From the entries below, copy every line holding the word "many".

++++ Record set ++++

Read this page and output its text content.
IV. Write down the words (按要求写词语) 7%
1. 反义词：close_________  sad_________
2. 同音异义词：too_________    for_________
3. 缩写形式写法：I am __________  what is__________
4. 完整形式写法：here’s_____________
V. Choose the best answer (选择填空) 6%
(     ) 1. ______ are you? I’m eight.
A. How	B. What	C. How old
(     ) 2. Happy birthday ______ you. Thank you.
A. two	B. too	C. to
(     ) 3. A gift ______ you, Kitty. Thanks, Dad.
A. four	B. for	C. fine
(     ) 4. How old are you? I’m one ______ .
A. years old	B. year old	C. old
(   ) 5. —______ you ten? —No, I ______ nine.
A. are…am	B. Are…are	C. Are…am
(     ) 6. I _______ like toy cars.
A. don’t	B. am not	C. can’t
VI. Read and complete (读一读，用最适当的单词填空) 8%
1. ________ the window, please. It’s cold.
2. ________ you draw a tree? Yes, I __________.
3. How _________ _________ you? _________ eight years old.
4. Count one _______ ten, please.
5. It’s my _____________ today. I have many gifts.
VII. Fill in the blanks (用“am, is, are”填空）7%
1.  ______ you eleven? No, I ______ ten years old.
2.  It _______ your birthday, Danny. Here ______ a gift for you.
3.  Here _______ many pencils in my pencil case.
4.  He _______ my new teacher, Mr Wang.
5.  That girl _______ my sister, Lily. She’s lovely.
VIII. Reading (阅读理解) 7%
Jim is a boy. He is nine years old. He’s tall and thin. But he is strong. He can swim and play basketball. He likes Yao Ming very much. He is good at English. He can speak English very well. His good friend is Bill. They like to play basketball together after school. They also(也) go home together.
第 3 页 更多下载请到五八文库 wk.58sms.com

++++

### Written answer
5. It’s my _____________ today. I have many gifts.
3.  Here _______ many pencils in my pencil case.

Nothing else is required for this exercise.